この利息は営業外費用として計上されるため、借入金が多ければ多いほど、支払利息が増加し、結果として経常利益の減少に繋がります。
先ほど運転資金で触れましたが、在庫が増加した分の運転資金不足を借入金でまかなう場合、支払利息の増加で利益が減少することになるんですね!
なので、いくら運転資金が足りないからといって、借入ばかりしていると元金返済に加え支払利息が重くのしかかり、しかも利益が減少することになるので、経営自体が悪化することになります。
棚卸資産増加
↓
運転資金増加
↓
借入金増加、利益減少
↓
資金繰り悪化
↓
経営破綻
こうならないように、棚卸資産に関心を持っていただければと思います!

### データ行
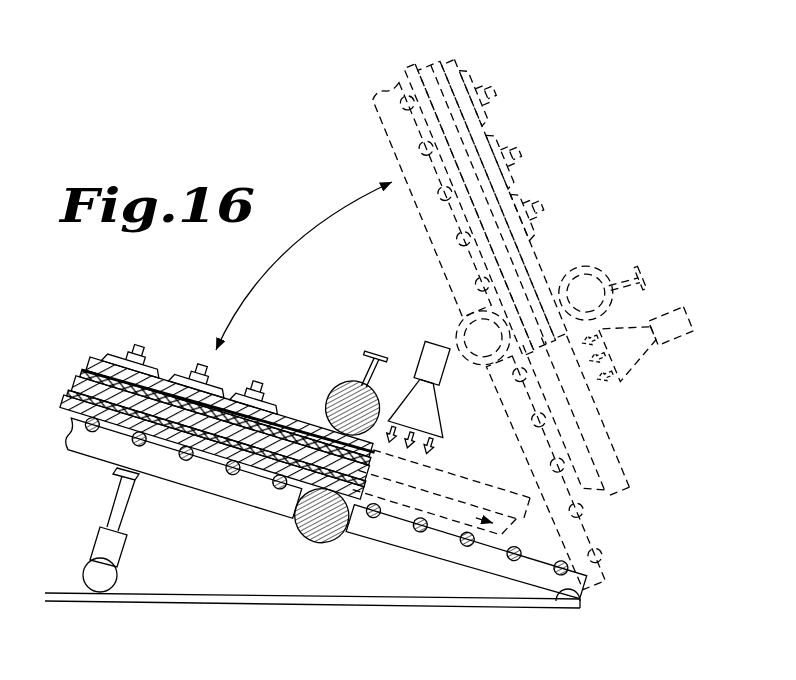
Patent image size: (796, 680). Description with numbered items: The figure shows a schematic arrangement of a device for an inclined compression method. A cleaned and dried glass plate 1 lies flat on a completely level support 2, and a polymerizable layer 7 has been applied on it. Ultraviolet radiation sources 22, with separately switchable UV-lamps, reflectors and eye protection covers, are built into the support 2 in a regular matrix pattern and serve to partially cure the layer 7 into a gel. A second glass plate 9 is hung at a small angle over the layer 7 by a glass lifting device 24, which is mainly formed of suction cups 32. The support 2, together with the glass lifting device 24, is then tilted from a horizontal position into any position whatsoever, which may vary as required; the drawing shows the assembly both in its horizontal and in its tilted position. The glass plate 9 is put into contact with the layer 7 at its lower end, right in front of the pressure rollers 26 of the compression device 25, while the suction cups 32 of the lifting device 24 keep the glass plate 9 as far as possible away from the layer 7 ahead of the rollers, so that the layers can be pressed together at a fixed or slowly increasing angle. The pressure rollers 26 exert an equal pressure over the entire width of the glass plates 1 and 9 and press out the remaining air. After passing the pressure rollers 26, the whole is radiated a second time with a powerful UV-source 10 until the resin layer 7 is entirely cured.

The glass plate 1 is at (76, 400).
The support 2 is at (86, 447).
The polymerizable layer 7 is at (84, 382).
The second glass plate 9 is at (92, 360).
The radiation device 10 is at (414, 340).
The ultraviolet radiation sources 22 is at (427, 412).
The glass lifting device 24 is at (172, 348).
The compression device 25 is at (318, 556).
The pressure rollers 26 is at (340, 396).
The suction cups 32 is at (238, 382).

### 課題の内容
A. 在庫と借入金についての文章をもとに、次の問いに答えてください。
(i) 利息は何として計上されると書かれていますか。
(ii) 借入金が多いほど支払利息が増えると、結果として何の減少に繋がるとされていますか。
(iii) 流れを示した部分で、「資金繰り悪化」の次に来るものは何ですか。
B. 在庫と借入金についての文章を、最後の文の後から書き進めてください。

### 解答
A.
(i) 営業外費用
(ii) 経常利益
(iii) 経営破綻

B.
➡ 損益分岐点とは?社長に知って欲しい安全余裕率と計算方法、例題まで
最後に
今回は「【経営に必要な棚卸資産】棚卸減耗損と棚卸資産評価損についても解説」として、
- 棚卸資産について
- 棚卸資産回転期間と回転率の計算方法
- 棚卸減耗損と棚卸資産評価損
- 運転資金とは?棚卸資産と資金繰りの関係
以上のお話をしました。
少し難しい内容のところもあったと思いますが、経営するのに大切な話です!
なので、他の記事も参考にしながら、数字のことを理解していただければと思います。
以上となりますが、今回の記事が少しでもお役に立てれば嬉しいです!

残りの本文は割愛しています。